Collection entries

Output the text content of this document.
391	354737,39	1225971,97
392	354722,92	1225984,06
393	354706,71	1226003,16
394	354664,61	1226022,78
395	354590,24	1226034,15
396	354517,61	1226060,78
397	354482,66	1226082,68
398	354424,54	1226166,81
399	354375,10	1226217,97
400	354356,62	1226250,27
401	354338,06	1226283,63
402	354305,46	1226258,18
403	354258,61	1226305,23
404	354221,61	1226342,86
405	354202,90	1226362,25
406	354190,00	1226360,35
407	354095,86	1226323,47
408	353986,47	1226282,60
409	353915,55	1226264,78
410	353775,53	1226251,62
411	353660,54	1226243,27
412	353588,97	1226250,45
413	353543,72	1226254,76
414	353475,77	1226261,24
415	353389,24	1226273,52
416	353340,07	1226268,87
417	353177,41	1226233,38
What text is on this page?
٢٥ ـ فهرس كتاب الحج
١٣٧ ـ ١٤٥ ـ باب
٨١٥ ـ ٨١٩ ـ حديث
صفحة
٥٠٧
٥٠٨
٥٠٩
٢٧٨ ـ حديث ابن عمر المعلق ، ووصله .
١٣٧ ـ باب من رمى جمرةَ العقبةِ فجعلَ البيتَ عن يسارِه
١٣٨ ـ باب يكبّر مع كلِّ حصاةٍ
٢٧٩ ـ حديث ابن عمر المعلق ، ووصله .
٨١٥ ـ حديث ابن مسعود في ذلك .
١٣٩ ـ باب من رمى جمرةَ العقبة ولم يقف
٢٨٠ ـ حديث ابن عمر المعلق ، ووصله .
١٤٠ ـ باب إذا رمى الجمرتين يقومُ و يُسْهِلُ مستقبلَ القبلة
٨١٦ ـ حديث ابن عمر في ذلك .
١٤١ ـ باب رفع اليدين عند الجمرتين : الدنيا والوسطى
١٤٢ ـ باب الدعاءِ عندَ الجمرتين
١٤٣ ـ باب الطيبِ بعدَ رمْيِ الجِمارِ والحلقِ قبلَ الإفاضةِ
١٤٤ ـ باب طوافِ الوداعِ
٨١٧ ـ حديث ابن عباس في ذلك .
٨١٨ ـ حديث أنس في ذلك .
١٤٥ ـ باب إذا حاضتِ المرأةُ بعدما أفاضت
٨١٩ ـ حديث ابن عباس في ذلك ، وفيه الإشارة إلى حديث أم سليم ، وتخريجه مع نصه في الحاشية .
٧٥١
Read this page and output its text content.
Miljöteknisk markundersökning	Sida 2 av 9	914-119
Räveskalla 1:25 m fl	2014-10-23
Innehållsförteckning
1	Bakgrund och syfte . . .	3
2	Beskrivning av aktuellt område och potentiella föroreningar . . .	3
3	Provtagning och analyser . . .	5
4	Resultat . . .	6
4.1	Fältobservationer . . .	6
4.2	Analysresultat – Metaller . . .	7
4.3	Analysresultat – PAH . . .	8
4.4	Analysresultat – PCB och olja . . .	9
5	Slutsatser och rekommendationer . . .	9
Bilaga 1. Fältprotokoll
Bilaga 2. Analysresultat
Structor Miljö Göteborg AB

Do this: Output every entry shown above, exactly.

Task response:
Output the text content of this document.
391	354737,39	1225971,97
392	354722,92	1225984,06
393	354706,71	1226003,16
394	354664,61	1226022,78
395	354590,24	1226034,15
396	354517,61	1226060,78
397	354482,66	1226082,68
398	354424,54	1226166,81
399	354375,10	1226217,97
400	354356,62	1226250,27
401	354338,06	1226283,63
402	354305,46	1226258,18
403	354258,61	1226305,23
404	354221,61	1226342,86
405	354202,90	1226362,25
406	354190,00	1226360,35
407	354095,86	1226323,47
408	353986,47	1226282,60
409	353915,55	1226264,78
410	353775,53	1226251,62
411	353660,54	1226243,27
412	353588,97	1226250,45
413	353543,72	1226254,76
414	353475,77	1226261,24
415	353389,24	1226273,52
416	353340,07	1226268,87
417	353177,41	1226233,38
What text is on this page?
٢٥ ـ فهرس كتاب الحج
١٣٧ ـ ١٤٥ ـ باب
٨١٥ ـ ٨١٩ ـ حديث
صفحة
٥٠٧
٥٠٨
٥٠٩
٢٧٨ ـ حديث ابن عمر المعلق ، ووصله .
١٣٧ ـ باب من رمى جمرةَ العقبةِ فجعلَ البيتَ عن يسارِه
١٣٨ ـ باب يكبّر مع كلِّ حصاةٍ
٢٧٩ ـ حديث ابن عمر المعلق ، ووصله .
٨١٥ ـ حديث ابن مسعود في ذلك .
١٣٩ ـ باب من رمى جمرةَ العقبة ولم يقف
٢٨٠ ـ حديث ابن عمر المعلق ، ووصله .
١٤٠ ـ باب إذا رمى الجمرتين يقومُ و يُسْهِلُ مستقبلَ القبلة
٨١٦ ـ حديث ابن عمر في ذلك .
١٤١ ـ باب رفع اليدين عند الجمرتين : الدنيا والوسطى
١٤٢ ـ باب الدعاءِ عندَ الجمرتين
١٤٣ ـ باب الطيبِ بعدَ رمْيِ الجِمارِ والحلقِ قبلَ الإفاضةِ
١٤٤ ـ باب طوافِ الوداعِ
٨١٧ ـ حديث ابن عباس في ذلك .
٨١٨ ـ حديث أنس في ذلك .
١٤٥ ـ باب إذا حاضتِ المرأةُ بعدما أفاضت
٨١٩ ـ حديث ابن عباس في ذلك ، وفيه الإشارة إلى حديث أم سليم ، وتخريجه مع نصه في الحاشية .
٧٥١
Read this page and output its text content.
Miljöteknisk markundersökning	Sida 2 av 9	914-119
Räveskalla 1:25 m fl	2014-10-23
Innehållsförteckning
1	Bakgrund och syfte . . .	3
2	Beskrivning av aktuellt område och potentiella föroreningar . . .	3
3	Provtagning och analyser . . .	5
4	Resultat . . .	6
4.1	Fältobservationer . . .	6
4.2	Analysresultat – Metaller . . .	7
4.3	Analysresultat – PAH . . .	8
4.4	Analysresultat – PCB och olja . . .	9
5	Slutsatser och rekommendationer . . .	9
Bilaga 1. Fältprotokoll
Bilaga 2. Analysresultat
Structor Miljö Göteborg AB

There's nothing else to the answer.